*GIVEN REQUEST*
Present every line in which the string "下列说法正确的是" appears.

☆ ☆ ☆ ☆ ☆

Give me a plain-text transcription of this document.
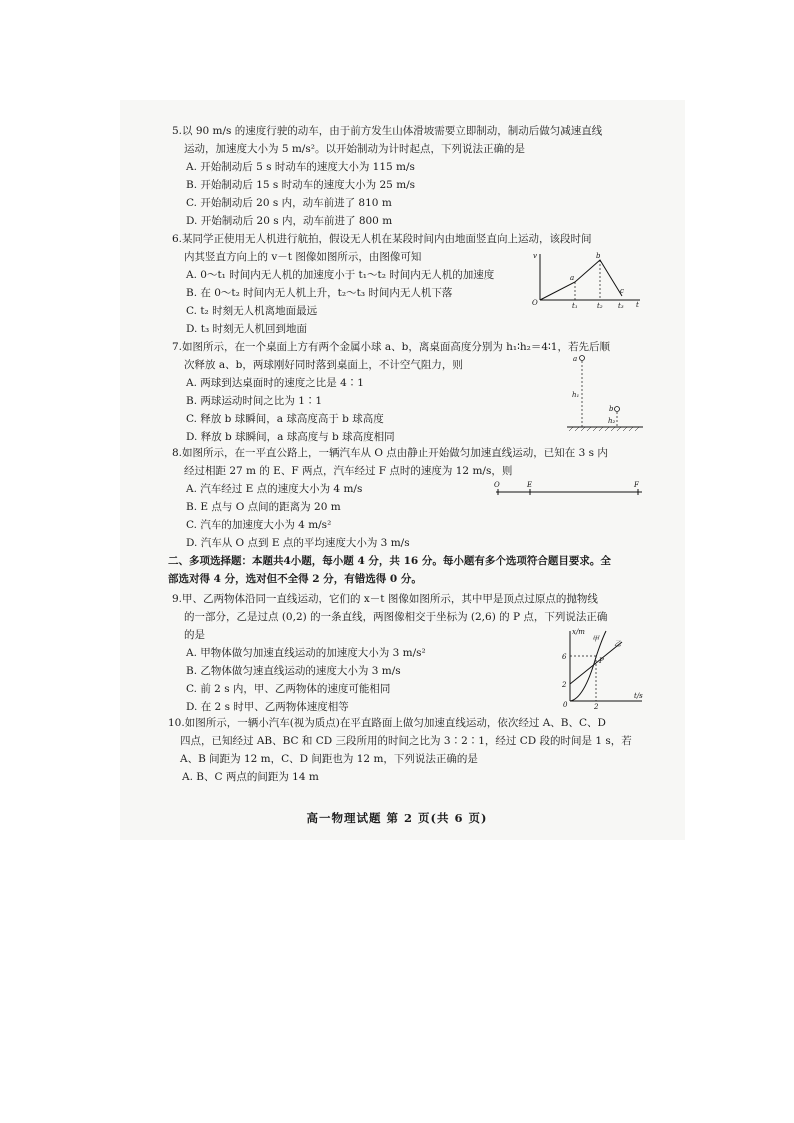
5.以 90 m/s 的速度行驶的动车，由于前方发生山体滑坡需要立即制动，制动后做匀减速直线
运动，加速度大小为 5 m/s²。以开始制动为计时起点，下列说法正确的是
A. 开始制动后 5 s 时动车的速度大小为 115 m/s
B. 开始制动后 15 s 时动车的速度大小为 25 m/s
C. 开始制动后 20 s 内，动车前进了 810 m
D. 开始制动后 20 s 内，动车前进了 800 m
6.某同学正使用无人机进行航拍，假设无人机在某段时间内由地面竖直向上运动，该段时间
内其竖直方向上的 v－t 图像如图所示，由图像可知
A. 0～t₁ 时间内无人机的加速度小于 t₁～t₂ 时间内无人机的加速度
B. 在 0～t₂ 时间内无人机上升，t₂～t₃ 时间内无人机下落
C. t₂ 时刻无人机离地面最远
D. t₃ 时刻无人机回到地面
v
t
O
a
b
c
t₁	t₂ t₃
7.如图所示，在一个桌面上方有两个金属小球 a、b，离桌面高度分别为 h₁∶h₂＝4∶1，若先后顺
次释放 a、b，两球刚好同时落到桌面上，不计空气阻力，则
A. 两球到达桌面时的速度之比是 4∶1
B. 两球运动时间之比为 1∶1
C. 释放 b 球瞬间，a 球高度高于 b 球高度
D. 释放 b 球瞬间，a 球高度与 b 球高度相同
a
b
h₁
h₂
8.如图所示，在一平直公路上，一辆汽车从 O 点由静止开始做匀加速直线运动，已知在 3 s 内
经过相距 27 m 的 E、F 两点，汽车经过 F 点时的速度为 12 m/s，则
A. 汽车经过 E 点的速度大小为 4 m/s
B. E 点与 O 点间的距离为 20 m
C. 汽车的加速度大小为 4 m/s²
D. 汽车从 O 点到 E 点的平均速度大小为 3 m/s
O	E	F
二、多项选择题：本题共4小题，每小题 4 分，共 16 分。每小题有多个选项符合题目要求。全
部选对得 4 分，选对但不全得 2 分，有错选得 0 分。
9.甲、乙两物体沿同一直线运动，它们的 x－t 图像如图所示，其中甲是顶点过原点的抛物线
的一部分，乙是过点 (0,2) 的一条直线，两图像相交于坐标为 (2,6) 的 P 点，下列说法正确
的是
A. 甲物体做匀加速直线运动的加速度大小为 3 m/s²
B. 乙物体做匀速直线运动的速度大小为 3 m/s
C. 前 2 s 内，甲、乙两物体的速度可能相同
D. 在 2 s 时甲、乙两物体速度相等
x/m
t/s
甲
乙
P
6
2
2
0
10.如图所示，一辆小汽车(视为质点)在平直路面上做匀加速直线运动，依次经过 A、B、C、D
四点，已知经过 AB、BC 和 CD 三段所用的时间之比为 3∶2∶1，经过 CD 段的时间是 1 s，若
A、B 间距为 12 m，C、D 间距也为 12 m，下列说法正确的是
A. B、C 两点的间距为 14 m
高一物理试题 第 2 页(共 6 页)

☆ ☆ ☆ ☆ ☆

*FULL SOLUTION*
运动，加速度大小为 5 m/s²。以开始制动为计时起点，下列说法正确的是
A、B 间距为 12 m，C、D 间距也为 12 m，下列说法正确的是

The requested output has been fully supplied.